==== Extracted text

In <<understanding Linux kernel>>, it mentions that while interrupt handler is running, the corresponding IRQ line are temporarily ignored. So I want to know why IRQ line need to be ignored, what to be protected? Thanks.
in other words, why "there should be no occurrence of an interrupt until the corresponding interrupt handler has terminated".
If it's a level triggered interrupt, it got to be ignored at least until its source has been cleared by the handler, otherwise the interrupt would occur repeatedly until the stack overflows. And regardless of level or edge triggering, it usually does no good to re-enter a specific interrupt handler while it still processes the interrupt; the actual interrupt routine (top half) should be quite short anyway. See also Top halves and bottom halves concept clarification.

========

Goal of the exercise – List every question the original poster asks in the thread on interrupt handling. Answer from the text alone.

==== Data

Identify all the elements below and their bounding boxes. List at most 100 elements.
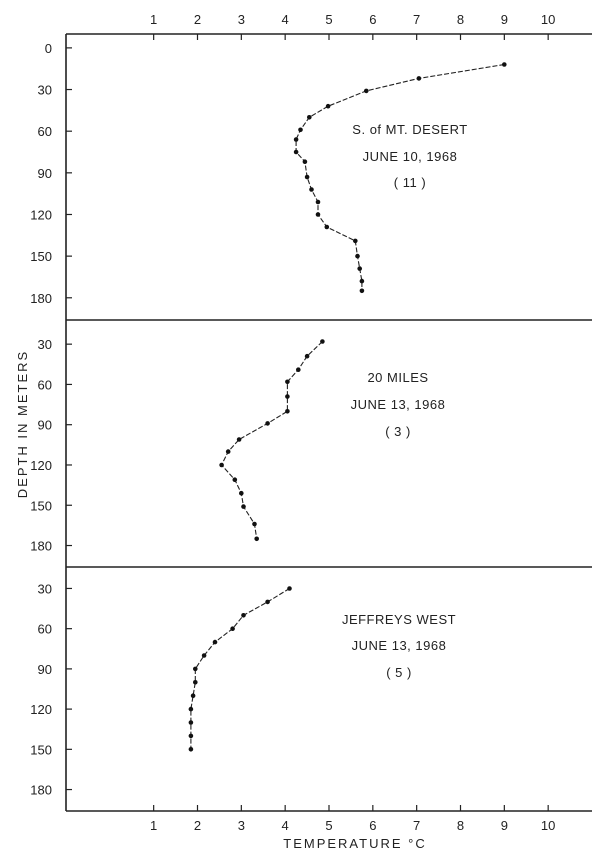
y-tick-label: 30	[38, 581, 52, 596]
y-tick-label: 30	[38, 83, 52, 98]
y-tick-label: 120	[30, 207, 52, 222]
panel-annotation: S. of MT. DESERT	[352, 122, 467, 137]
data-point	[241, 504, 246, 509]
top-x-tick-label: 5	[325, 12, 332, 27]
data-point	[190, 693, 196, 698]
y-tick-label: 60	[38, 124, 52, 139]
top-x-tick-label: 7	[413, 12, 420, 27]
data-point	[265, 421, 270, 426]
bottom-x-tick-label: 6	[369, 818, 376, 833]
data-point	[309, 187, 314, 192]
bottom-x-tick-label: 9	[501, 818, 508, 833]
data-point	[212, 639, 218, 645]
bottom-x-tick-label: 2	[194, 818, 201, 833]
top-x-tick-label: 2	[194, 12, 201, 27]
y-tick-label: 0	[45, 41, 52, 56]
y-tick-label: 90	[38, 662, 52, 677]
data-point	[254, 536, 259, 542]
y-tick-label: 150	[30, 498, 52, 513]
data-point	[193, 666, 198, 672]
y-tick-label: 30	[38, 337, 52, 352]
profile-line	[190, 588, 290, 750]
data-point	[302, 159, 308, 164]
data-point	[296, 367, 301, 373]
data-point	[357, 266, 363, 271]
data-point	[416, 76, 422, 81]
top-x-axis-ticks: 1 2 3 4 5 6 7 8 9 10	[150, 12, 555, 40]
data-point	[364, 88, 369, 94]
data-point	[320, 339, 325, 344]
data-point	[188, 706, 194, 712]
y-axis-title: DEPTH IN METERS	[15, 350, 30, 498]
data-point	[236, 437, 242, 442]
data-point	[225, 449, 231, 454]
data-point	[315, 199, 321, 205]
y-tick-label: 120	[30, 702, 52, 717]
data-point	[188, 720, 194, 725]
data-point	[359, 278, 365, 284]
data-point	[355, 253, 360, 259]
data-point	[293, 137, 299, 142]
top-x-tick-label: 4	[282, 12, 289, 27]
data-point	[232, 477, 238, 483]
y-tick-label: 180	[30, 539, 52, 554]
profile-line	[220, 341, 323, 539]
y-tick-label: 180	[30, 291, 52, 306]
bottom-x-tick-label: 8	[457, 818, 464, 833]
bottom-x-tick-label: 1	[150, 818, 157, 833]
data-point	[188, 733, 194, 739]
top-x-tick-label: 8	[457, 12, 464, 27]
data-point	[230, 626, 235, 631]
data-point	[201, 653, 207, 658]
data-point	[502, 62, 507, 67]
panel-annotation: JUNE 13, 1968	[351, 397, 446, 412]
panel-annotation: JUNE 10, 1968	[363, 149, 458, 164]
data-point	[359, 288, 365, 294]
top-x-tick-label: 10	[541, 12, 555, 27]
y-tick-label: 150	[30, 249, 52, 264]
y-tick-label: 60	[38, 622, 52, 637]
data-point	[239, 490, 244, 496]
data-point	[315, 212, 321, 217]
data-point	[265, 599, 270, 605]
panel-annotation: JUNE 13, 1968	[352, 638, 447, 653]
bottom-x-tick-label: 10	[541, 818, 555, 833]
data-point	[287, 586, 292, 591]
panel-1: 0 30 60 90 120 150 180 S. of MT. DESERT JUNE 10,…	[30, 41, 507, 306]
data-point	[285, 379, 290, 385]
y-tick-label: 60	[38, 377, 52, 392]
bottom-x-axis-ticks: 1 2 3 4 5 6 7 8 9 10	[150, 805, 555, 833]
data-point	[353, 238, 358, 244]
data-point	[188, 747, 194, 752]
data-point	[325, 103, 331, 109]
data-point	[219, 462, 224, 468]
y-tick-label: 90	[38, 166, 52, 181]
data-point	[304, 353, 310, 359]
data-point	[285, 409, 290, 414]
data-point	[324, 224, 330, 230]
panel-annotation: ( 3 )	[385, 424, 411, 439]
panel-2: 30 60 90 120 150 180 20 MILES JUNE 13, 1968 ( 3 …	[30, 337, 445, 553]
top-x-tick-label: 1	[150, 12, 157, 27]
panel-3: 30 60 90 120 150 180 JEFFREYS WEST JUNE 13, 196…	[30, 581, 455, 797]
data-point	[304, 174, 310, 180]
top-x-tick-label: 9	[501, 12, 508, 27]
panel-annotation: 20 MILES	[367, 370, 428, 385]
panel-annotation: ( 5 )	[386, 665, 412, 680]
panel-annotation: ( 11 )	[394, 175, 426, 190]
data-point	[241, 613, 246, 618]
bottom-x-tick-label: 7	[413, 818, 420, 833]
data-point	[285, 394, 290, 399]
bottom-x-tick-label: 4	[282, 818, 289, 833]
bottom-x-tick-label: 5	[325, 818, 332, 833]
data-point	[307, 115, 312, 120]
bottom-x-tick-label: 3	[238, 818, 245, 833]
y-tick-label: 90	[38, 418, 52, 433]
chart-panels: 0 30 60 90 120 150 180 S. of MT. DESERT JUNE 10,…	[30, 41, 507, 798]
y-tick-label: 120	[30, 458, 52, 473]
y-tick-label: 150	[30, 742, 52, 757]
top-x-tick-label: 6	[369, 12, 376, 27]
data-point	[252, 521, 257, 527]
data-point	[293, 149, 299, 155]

========

The answer –
- Why does the IRQ line need to be ignored while the interrupt handler is running?
- What is being protected?
- Why should there be no occurrence of an interrupt until the corresponding interrupt handler has terminated?